--- START OF Source material ---

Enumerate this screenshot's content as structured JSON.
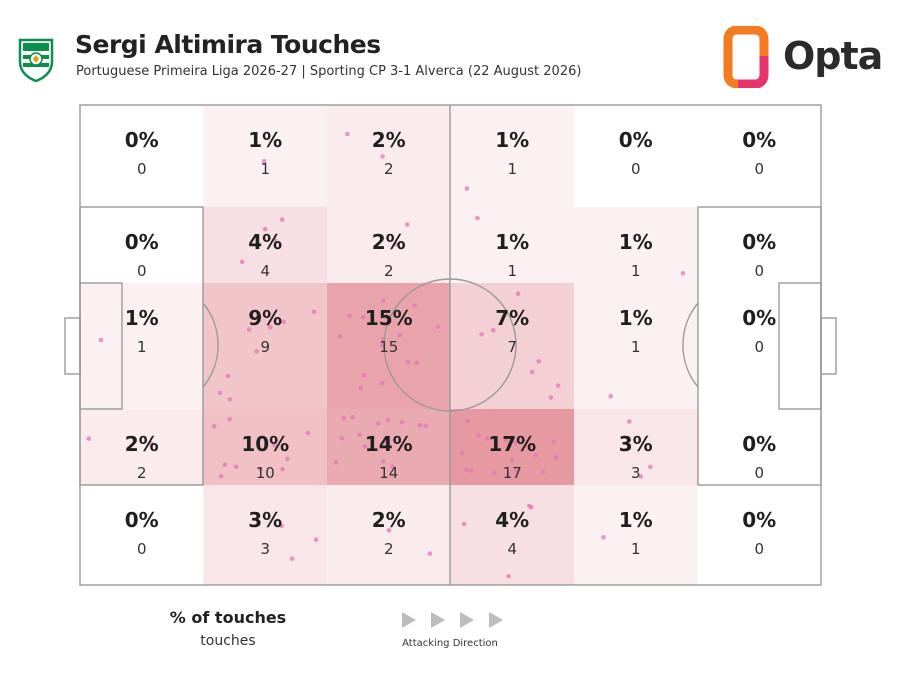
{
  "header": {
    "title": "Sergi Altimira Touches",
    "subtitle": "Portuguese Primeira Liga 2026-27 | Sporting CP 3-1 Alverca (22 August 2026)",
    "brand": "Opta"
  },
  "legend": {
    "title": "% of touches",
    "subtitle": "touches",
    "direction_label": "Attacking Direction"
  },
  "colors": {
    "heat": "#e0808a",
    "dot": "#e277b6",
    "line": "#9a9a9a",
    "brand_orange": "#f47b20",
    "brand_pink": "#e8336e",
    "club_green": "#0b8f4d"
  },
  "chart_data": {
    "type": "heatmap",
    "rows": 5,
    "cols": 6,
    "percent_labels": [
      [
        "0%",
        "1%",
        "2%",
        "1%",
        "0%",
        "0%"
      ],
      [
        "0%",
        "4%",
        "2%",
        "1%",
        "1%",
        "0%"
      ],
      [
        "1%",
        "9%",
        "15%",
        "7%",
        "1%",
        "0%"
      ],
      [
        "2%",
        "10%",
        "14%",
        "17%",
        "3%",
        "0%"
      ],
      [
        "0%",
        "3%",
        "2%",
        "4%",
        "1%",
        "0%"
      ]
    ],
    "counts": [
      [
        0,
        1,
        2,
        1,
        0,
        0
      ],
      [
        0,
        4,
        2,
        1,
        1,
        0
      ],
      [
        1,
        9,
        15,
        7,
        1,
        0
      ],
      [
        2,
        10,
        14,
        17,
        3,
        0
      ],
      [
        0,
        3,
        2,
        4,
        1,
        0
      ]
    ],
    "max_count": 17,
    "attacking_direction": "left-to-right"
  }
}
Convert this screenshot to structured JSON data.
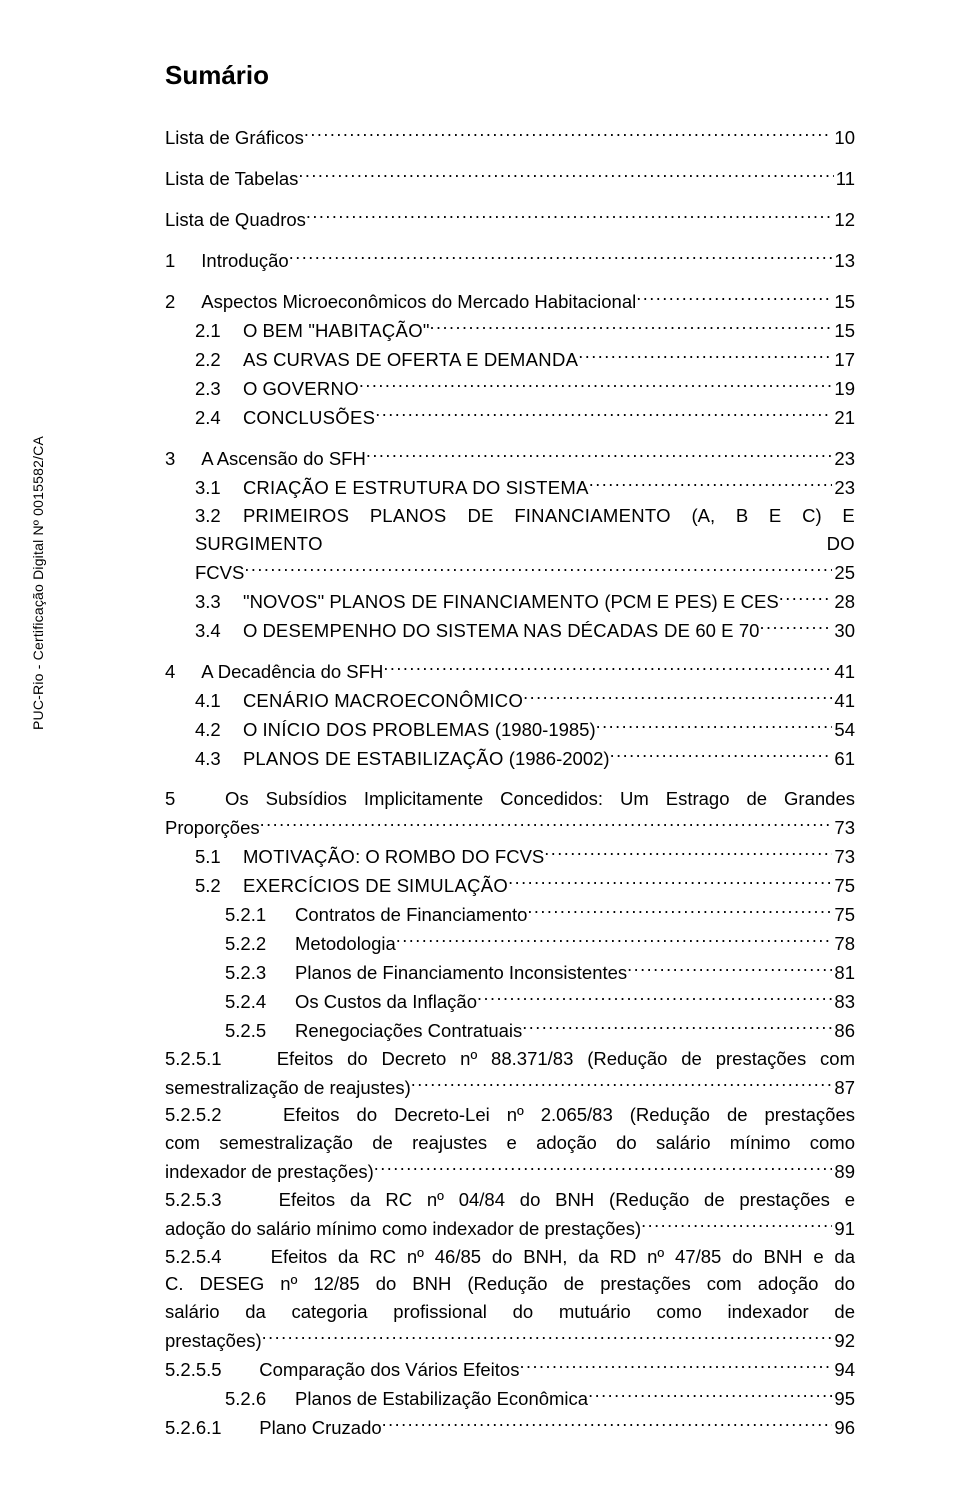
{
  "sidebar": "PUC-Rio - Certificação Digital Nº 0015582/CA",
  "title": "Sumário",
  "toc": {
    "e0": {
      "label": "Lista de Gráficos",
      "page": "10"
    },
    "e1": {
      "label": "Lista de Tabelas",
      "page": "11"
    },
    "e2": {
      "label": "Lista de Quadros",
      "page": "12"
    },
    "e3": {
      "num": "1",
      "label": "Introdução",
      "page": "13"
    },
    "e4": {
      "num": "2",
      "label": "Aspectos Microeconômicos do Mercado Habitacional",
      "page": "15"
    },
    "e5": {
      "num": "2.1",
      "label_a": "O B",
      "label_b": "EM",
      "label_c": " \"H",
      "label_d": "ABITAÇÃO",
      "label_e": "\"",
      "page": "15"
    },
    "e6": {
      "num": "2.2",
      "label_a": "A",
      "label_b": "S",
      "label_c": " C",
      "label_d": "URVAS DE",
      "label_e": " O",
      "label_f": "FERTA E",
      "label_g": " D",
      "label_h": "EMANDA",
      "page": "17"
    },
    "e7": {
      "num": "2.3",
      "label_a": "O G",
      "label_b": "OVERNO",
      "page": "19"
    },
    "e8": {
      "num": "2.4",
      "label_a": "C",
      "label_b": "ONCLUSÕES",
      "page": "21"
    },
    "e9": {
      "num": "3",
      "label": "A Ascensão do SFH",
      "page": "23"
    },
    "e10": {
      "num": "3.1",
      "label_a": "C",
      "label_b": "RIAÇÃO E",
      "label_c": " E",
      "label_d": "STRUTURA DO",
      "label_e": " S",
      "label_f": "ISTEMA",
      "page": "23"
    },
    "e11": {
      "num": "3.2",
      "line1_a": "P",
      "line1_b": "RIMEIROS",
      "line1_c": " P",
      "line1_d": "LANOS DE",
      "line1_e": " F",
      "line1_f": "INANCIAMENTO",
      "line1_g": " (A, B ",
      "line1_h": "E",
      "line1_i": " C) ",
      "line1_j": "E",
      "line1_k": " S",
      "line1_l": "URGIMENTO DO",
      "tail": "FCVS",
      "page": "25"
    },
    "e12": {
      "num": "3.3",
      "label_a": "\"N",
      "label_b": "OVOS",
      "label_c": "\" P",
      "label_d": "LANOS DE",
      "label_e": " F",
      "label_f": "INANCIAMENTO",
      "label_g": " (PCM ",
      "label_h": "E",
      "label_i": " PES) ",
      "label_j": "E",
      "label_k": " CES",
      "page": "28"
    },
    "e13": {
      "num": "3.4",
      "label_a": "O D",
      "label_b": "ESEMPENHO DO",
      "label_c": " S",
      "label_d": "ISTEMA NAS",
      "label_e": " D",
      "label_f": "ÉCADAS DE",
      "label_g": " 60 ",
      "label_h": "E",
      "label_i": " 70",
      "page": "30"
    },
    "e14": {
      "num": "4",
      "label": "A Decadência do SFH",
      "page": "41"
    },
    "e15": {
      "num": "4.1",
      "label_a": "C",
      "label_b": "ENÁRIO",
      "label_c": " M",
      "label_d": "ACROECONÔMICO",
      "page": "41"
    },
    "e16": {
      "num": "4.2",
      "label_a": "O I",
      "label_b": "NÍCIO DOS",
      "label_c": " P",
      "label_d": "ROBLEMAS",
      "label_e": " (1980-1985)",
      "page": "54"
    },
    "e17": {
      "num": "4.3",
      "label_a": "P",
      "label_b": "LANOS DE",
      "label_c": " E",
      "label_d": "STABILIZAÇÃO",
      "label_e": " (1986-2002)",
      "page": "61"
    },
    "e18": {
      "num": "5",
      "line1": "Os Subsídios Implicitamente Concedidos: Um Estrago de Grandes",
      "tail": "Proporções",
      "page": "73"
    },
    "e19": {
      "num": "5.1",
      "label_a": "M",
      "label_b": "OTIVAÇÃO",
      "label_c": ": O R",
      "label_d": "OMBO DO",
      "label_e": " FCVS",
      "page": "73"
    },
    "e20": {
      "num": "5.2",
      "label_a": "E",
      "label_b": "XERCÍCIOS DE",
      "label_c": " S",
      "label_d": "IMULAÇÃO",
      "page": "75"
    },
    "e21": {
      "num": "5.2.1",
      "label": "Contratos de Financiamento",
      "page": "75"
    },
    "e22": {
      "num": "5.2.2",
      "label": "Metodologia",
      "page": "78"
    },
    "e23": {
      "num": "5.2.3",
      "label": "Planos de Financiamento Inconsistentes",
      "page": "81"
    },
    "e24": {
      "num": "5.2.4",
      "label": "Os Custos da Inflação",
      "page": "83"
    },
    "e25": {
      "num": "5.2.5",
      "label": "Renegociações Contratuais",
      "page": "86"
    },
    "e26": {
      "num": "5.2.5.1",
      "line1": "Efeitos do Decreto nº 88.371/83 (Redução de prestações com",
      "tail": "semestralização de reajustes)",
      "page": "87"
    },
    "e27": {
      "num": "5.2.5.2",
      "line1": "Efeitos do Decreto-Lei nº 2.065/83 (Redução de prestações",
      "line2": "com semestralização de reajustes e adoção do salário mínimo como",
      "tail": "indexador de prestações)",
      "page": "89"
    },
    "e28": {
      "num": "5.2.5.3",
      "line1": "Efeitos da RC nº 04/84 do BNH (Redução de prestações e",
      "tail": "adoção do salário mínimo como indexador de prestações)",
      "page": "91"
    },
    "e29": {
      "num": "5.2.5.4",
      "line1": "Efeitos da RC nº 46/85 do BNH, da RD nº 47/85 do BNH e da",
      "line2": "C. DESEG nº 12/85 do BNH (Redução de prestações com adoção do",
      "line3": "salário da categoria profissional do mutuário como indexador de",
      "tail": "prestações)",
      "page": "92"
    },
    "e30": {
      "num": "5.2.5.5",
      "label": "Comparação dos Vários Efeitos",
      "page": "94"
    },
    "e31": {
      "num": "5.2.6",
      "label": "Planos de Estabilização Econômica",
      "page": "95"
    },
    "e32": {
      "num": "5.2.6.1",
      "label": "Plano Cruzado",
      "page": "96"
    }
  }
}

--- END OF Source material ---
--- START OF Source material ---

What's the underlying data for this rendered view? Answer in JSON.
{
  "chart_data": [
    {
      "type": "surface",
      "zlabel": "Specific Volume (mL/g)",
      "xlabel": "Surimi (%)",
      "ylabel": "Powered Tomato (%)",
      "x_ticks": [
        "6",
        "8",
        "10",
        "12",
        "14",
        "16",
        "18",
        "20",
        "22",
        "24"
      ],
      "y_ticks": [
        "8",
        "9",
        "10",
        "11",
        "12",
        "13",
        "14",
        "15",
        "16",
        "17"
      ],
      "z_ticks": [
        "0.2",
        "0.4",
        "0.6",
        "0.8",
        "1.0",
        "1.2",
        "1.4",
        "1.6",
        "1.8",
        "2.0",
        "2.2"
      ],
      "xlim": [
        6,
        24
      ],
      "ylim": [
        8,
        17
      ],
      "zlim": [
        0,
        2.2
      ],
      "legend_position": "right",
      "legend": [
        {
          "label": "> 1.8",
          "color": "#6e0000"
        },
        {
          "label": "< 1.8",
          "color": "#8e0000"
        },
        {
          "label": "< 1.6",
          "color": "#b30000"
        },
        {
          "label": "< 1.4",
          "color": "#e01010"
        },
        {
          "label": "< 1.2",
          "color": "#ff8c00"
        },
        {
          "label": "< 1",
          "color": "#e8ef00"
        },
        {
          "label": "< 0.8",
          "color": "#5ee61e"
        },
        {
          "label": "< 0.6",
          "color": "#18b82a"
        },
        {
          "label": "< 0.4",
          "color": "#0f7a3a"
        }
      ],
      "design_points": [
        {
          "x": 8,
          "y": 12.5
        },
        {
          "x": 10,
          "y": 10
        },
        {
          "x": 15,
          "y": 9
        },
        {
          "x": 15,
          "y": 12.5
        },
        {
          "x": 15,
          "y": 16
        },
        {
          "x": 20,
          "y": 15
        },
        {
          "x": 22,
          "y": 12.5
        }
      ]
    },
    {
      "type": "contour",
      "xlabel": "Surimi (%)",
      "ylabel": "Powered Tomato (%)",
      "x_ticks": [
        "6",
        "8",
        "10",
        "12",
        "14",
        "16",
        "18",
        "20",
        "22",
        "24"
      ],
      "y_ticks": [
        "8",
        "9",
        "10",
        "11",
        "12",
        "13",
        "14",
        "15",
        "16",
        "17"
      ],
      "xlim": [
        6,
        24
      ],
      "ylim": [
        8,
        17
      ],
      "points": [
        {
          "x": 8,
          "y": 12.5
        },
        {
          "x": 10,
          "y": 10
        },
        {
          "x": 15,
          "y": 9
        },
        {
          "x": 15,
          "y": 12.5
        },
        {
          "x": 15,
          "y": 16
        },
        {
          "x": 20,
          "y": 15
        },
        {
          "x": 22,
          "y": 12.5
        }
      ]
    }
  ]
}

--- END OF Source material ---
--- START OF Source material ---

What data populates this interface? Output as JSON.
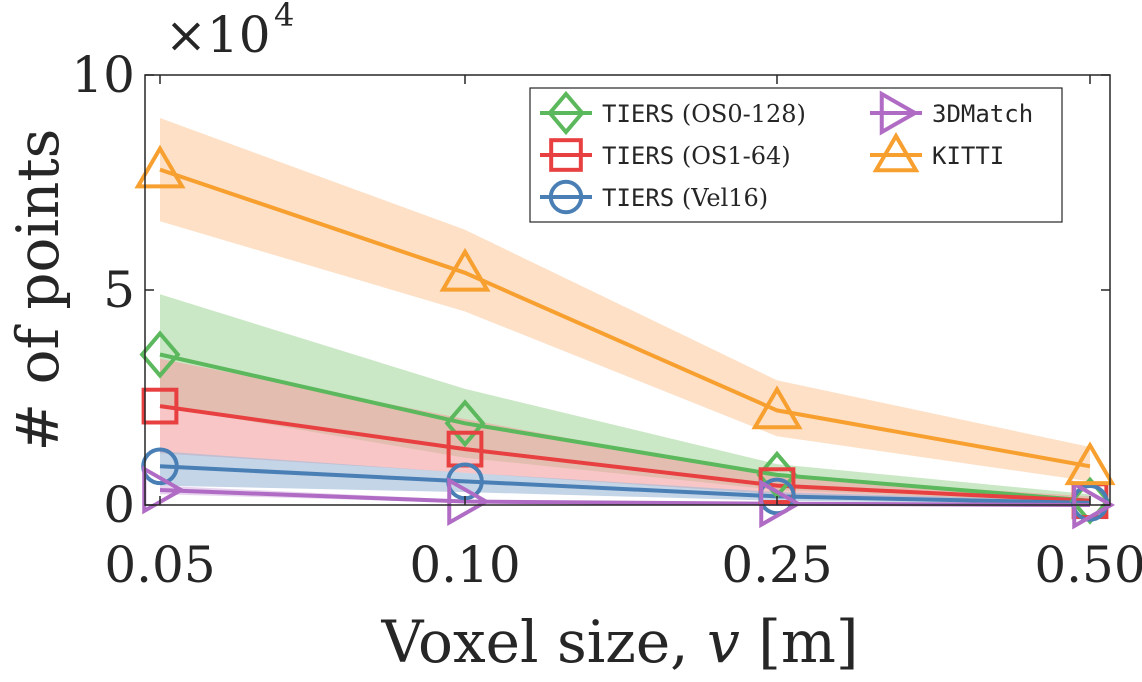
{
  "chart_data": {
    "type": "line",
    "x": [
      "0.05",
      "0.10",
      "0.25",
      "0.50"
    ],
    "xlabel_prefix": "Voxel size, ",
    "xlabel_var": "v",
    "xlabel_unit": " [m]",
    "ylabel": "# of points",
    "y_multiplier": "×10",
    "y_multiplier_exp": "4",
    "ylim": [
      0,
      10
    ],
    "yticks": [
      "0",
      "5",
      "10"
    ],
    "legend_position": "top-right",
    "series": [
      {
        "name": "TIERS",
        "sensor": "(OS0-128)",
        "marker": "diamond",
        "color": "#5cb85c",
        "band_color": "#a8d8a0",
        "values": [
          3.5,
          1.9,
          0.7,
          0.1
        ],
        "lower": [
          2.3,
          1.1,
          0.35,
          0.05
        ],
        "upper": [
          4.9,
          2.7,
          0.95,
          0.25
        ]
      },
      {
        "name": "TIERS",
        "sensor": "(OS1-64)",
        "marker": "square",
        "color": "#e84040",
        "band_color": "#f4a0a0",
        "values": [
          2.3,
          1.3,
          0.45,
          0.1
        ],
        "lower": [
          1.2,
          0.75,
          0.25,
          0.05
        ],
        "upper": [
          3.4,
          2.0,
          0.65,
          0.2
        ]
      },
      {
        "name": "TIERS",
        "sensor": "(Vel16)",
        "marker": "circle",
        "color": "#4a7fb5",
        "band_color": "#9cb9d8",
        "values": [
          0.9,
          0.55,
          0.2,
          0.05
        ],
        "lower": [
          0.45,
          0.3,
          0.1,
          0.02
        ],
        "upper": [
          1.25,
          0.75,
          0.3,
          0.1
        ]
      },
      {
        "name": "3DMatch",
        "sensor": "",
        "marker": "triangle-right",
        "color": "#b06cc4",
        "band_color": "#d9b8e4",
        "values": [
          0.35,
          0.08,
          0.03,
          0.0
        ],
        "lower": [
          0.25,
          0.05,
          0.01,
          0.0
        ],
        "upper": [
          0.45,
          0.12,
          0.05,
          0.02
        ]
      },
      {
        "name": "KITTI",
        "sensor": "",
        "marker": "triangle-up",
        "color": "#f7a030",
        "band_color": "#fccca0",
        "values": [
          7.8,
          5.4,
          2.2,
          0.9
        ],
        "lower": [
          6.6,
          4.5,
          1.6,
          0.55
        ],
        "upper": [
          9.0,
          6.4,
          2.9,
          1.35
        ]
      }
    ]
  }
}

--- END OF Source material ---

:: Exercise requirements ::
Scan the records above for the string "prestações", then report every line that contains it.

:: Answer to the problem ::
      "line1": "Efeitos do Decreto nº 88.371/83 (Redução de prestações com",
      "line1": "Efeitos do Decreto-Lei nº 2.065/83 (Redução de prestações",
      "tail": "indexador de prestações)",
      "line1": "Efeitos da RC nº 04/84 do BNH (Redução de prestações e",
      "tail": "adoção do salário mínimo como indexador de prestações)",
      "line2": "C. DESEG nº 12/85 do BNH (Redução de prestações com adoção do",
      "tail": "prestações)",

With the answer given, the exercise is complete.